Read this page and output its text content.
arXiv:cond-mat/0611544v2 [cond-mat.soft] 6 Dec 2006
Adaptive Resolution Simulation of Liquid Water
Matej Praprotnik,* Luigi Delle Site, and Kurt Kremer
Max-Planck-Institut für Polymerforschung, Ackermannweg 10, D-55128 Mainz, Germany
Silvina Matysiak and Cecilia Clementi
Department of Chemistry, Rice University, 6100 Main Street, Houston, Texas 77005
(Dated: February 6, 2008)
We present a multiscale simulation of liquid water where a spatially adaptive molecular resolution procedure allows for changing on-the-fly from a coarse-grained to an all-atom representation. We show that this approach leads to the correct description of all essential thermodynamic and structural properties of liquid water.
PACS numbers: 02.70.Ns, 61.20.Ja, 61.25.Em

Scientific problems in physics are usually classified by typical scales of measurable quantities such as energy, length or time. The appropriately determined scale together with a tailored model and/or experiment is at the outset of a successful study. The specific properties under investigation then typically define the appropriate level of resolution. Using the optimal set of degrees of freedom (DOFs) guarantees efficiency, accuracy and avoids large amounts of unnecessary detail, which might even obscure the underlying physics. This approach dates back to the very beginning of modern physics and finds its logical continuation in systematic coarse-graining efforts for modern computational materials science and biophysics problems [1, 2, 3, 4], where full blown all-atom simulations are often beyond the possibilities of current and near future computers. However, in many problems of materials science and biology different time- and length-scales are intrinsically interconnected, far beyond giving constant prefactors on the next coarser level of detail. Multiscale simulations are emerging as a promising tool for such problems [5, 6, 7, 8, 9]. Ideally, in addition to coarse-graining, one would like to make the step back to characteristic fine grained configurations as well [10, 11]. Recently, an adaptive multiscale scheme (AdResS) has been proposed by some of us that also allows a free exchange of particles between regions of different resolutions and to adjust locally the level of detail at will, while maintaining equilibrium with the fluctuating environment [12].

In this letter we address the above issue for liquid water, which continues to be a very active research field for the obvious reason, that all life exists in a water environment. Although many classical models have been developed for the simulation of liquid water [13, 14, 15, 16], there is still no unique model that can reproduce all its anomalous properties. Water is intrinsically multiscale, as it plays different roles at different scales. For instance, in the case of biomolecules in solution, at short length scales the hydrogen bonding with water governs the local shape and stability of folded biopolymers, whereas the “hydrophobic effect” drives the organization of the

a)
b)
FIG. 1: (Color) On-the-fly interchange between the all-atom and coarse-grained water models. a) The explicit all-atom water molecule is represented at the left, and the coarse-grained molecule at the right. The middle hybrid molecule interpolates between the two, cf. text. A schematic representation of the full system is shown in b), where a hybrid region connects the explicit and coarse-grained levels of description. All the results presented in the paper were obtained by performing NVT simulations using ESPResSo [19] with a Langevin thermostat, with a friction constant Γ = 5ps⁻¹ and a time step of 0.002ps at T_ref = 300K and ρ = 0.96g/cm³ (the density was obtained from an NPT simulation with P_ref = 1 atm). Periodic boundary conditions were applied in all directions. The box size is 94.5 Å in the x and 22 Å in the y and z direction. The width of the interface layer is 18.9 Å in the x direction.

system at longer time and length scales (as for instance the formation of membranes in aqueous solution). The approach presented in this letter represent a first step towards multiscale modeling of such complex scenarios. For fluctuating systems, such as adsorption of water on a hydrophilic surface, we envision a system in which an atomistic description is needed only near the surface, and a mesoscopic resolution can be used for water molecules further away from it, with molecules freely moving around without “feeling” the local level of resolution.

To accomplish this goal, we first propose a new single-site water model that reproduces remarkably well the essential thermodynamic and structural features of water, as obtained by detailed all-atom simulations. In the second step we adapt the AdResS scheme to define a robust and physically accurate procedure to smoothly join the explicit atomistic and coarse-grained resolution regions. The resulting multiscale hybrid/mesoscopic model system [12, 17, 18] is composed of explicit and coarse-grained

* * * * * * *

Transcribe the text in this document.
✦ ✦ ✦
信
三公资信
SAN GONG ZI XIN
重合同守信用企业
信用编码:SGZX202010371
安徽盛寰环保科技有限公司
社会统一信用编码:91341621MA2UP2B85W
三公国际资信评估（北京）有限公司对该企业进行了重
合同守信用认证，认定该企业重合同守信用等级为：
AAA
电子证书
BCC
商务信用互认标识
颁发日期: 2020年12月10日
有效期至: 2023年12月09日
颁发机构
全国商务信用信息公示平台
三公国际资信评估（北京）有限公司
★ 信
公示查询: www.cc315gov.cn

* * * * * * *

[Directive] Find each line in the records holding the string "thermodynamic" and show it.

[The response]
We present a multiscale simulation of liquid water where a spatially adaptive molecular resolution procedure allows for changing on-the-fly from a coarse-grained to an all-atom representation. We show that this approach leads to the correct description of all essential thermodynamic and structural properties of liquid water.
To accomplish this goal, we first propose a new single-site water model that reproduces remarkably well the essential thermodynamic and structural features of water, as obtained by detailed all-atom simulations. In the second step we adapt the AdResS scheme to define a robust and physically accurate procedure to smoothly join the explicit atomistic and coarse-grained resolution regions. The resulting multiscale hybrid/mesoscopic model system [12, 17, 18] is composed of explicit and coarse-grained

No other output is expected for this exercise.